** Start of Listing **

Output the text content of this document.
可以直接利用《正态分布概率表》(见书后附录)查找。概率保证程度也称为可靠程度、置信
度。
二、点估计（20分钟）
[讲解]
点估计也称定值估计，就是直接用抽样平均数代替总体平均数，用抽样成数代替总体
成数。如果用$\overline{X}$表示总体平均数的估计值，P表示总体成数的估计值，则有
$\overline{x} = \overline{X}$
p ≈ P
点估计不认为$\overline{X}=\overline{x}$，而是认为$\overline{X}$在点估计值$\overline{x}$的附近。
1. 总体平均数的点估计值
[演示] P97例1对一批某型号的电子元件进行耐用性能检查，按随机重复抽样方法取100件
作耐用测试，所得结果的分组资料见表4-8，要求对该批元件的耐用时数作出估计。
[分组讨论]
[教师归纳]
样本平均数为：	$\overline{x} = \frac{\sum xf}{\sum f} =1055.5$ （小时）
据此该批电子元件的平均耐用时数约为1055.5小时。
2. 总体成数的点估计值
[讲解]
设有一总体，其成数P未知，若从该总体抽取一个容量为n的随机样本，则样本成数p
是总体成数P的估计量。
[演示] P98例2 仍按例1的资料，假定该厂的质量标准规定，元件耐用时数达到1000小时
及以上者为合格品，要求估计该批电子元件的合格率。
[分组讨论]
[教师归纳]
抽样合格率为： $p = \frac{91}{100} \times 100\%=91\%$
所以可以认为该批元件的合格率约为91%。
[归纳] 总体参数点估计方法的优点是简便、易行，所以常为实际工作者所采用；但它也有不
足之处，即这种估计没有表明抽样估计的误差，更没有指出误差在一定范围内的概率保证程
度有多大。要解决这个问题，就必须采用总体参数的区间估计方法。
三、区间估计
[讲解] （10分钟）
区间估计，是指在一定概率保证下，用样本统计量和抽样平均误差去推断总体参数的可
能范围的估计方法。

** End of Listing **

- **What this task involves**
Quote all of the entries exactly as they appear.

- **The result**
Output the text content of this document.
可以直接利用《正态分布概率表》(见书后附录)查找。概率保证程度也称为可靠程度、置信
度。
二、点估计（20分钟）
[讲解]
点估计也称定值估计，就是直接用抽样平均数代替总体平均数，用抽样成数代替总体
成数。如果用$\overline{X}$表示总体平均数的估计值，P表示总体成数的估计值，则有
$\overline{x} = \overline{X}$
p ≈ P
点估计不认为$\overline{X}=\overline{x}$，而是认为$\overline{X}$在点估计值$\overline{x}$的附近。
1. 总体平均数的点估计值
[演示] P97例1对一批某型号的电子元件进行耐用性能检查，按随机重复抽样方法取100件
作耐用测试，所得结果的分组资料见表4-8，要求对该批元件的耐用时数作出估计。
[分组讨论]
[教师归纳]
样本平均数为：	$\overline{x} = \frac{\sum xf}{\sum f} =1055.5$ （小时）
据此该批电子元件的平均耐用时数约为1055.5小时。
2. 总体成数的点估计值
[讲解]
设有一总体，其成数P未知，若从该总体抽取一个容量为n的随机样本，则样本成数p
是总体成数P的估计量。
[演示] P98例2 仍按例1的资料，假定该厂的质量标准规定，元件耐用时数达到1000小时
及以上者为合格品，要求估计该批电子元件的合格率。
[分组讨论]
[教师归纳]
抽样合格率为： $p = \frac{91}{100} \times 100\%=91\%$
所以可以认为该批元件的合格率约为91%。
[归纳] 总体参数点估计方法的优点是简便、易行，所以常为实际工作者所采用；但它也有不
足之处，即这种估计没有表明抽样估计的误差，更没有指出误差在一定范围内的概率保证程
度有多大。要解决这个问题，就必须采用总体参数的区间估计方法。
三、区间估计
[讲解] （10分钟）
区间估计，是指在一定概率保证下，用样本统计量和抽样平均误差去推断总体参数的可
能范围的估计方法。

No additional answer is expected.